◆ What is being asked: Send back the records in full, character for character.

◆ Supplied material:
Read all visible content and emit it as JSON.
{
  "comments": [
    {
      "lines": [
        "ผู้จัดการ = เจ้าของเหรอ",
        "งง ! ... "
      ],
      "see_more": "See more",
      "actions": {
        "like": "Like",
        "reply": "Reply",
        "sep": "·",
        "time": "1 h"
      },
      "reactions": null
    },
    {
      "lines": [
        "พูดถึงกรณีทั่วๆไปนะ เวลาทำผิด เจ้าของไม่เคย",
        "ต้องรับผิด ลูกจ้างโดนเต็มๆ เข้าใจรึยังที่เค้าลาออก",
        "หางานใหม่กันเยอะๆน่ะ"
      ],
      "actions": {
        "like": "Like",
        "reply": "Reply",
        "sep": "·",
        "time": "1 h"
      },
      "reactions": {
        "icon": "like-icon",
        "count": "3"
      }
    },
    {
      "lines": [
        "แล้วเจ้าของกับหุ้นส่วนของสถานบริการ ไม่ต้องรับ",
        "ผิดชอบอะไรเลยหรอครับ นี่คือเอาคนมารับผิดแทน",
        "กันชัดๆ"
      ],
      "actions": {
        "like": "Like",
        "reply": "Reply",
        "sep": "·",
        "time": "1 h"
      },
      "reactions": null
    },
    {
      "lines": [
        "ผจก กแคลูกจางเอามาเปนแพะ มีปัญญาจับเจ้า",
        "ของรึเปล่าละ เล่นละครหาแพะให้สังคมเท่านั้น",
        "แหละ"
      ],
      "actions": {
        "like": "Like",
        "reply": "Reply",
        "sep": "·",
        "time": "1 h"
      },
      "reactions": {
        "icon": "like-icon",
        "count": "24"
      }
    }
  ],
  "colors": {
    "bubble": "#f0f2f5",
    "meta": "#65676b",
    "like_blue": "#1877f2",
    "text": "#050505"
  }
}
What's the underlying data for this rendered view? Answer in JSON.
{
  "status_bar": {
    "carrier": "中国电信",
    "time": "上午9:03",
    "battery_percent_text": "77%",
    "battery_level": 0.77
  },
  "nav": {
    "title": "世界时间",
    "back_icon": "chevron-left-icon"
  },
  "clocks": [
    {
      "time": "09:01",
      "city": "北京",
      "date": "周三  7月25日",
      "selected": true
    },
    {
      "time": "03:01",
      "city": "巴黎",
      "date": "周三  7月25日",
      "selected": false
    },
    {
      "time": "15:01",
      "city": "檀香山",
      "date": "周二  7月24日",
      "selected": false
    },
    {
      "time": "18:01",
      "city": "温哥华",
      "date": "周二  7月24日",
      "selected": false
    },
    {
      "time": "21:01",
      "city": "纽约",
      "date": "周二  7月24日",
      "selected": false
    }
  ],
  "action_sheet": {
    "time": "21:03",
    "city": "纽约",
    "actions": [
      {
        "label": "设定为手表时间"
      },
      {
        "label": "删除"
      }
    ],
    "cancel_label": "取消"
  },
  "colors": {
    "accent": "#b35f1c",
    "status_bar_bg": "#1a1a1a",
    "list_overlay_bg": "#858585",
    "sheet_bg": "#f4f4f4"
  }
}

◆ Task answer:
Read all visible content and emit it as JSON.
{
  "comments": [
    {
      "lines": [
        "ผู้จัดการ = เจ้าของเหรอ",
        "งง ! ... "
      ],
      "see_more": "See more",
      "actions": {
        "like": "Like",
        "reply": "Reply",
        "sep": "·",
        "time": "1 h"
      },
      "reactions": null
    },
    {
      "lines": [
        "พูดถึงกรณีทั่วๆไปนะ เวลาทำผิด เจ้าของไม่เคย",
        "ต้องรับผิด ลูกจ้างโดนเต็มๆ เข้าใจรึยังที่เค้าลาออก",
        "หางานใหม่กันเยอะๆน่ะ"
      ],
      "actions": {
        "like": "Like",
        "reply": "Reply",
        "sep": "·",
        "time": "1 h"
      },
      "reactions": {
        "icon": "like-icon",
        "count": "3"
      }
    },
    {
      "lines": [
        "แล้วเจ้าของกับหุ้นส่วนของสถานบริการ ไม่ต้องรับ",
        "ผิดชอบอะไรเลยหรอครับ นี่คือเอาคนมารับผิดแทน",
        "กันชัดๆ"
      ],
      "actions": {
        "like": "Like",
        "reply": "Reply",
        "sep": "·",
        "time": "1 h"
      },
      "reactions": null
    },
    {
      "lines": [
        "ผจก กแคลูกจางเอามาเปนแพะ มีปัญญาจับเจ้า",
        "ของรึเปล่าละ เล่นละครหาแพะให้สังคมเท่านั้น",
        "แหละ"
      ],
      "actions": {
        "like": "Like",
        "reply": "Reply",
        "sep": "·",
        "time": "1 h"
      },
      "reactions": {
        "icon": "like-icon",
        "count": "24"
      }
    }
  ],
  "colors": {
    "bubble": "#f0f2f5",
    "meta": "#65676b",
    "like_blue": "#1877f2",
    "text": "#050505"
  }
}
What's the underlying data for this rendered view? Answer in JSON.
{
  "status_bar": {
    "carrier": "中国电信",
    "time": "上午9:03",
    "battery_percent_text": "77%",
    "battery_level": 0.77
  },
  "nav": {
    "title": "世界时间",
    "back_icon": "chevron-left-icon"
  },
  "clocks": [
    {
      "time": "09:01",
      "city": "北京",
      "date": "周三  7月25日",
      "selected": true
    },
    {
      "time": "03:01",
      "city": "巴黎",
      "date": "周三  7月25日",
      "selected": false
    },
    {
      "time": "15:01",
      "city": "檀香山",
      "date": "周二  7月24日",
      "selected": false
    },
    {
      "time": "18:01",
      "city": "温哥华",
      "date": "周二  7月24日",
      "selected": false
    },
    {
      "time": "21:01",
      "city": "纽约",
      "date": "周二  7月24日",
      "selected": false
    }
  ],
  "action_sheet": {
    "time": "21:03",
    "city": "纽约",
    "actions": [
      {
        "label": "设定为手表时间"
      },
      {
        "label": "删除"
      }
    ],
    "cancel_label": "取消"
  },
  "colors": {
    "accent": "#b35f1c",
    "status_bar_bg": "#1a1a1a",
    "list_overlay_bg": "#858585",
    "sheet_bg": "#f4f4f4"
  }
}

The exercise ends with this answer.